Saved entries

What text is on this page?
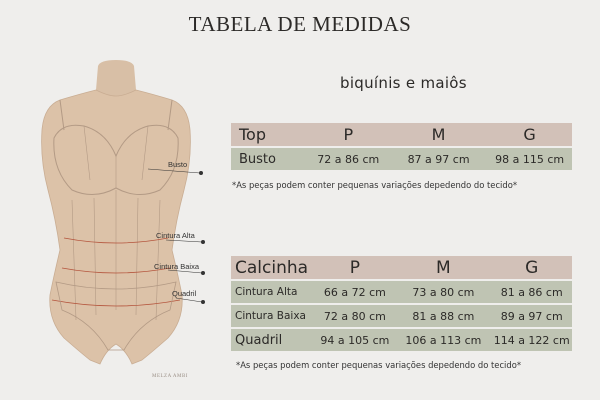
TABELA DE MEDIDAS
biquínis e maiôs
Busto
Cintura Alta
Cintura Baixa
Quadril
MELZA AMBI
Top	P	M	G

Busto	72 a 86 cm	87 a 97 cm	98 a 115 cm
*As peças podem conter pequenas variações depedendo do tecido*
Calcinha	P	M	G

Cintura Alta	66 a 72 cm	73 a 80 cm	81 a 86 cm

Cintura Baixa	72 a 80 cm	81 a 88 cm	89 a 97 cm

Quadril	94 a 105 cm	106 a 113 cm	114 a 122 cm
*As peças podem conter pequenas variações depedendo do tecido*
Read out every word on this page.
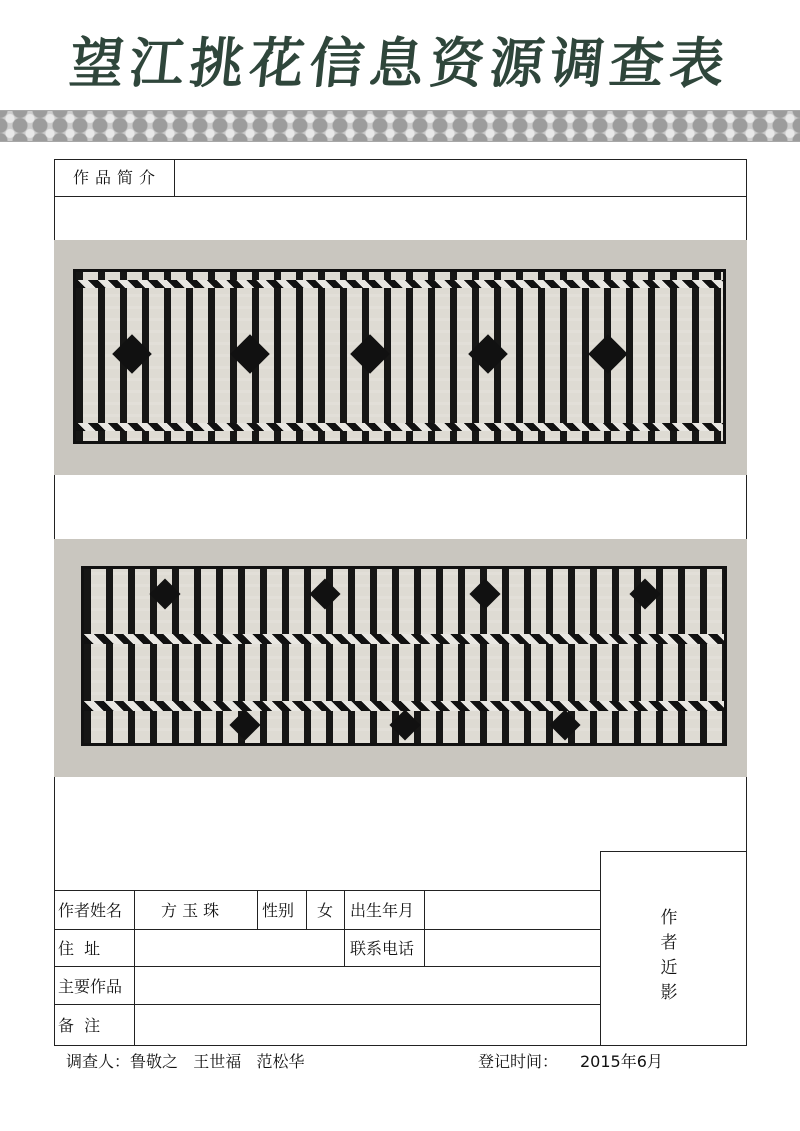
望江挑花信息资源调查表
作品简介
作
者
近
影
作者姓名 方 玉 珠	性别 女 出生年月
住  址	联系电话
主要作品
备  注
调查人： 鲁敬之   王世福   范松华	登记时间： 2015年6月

Your task>
Copy each line of the listing that contains the string "this".

Response>
What text is on this page?
Read out every word on this page.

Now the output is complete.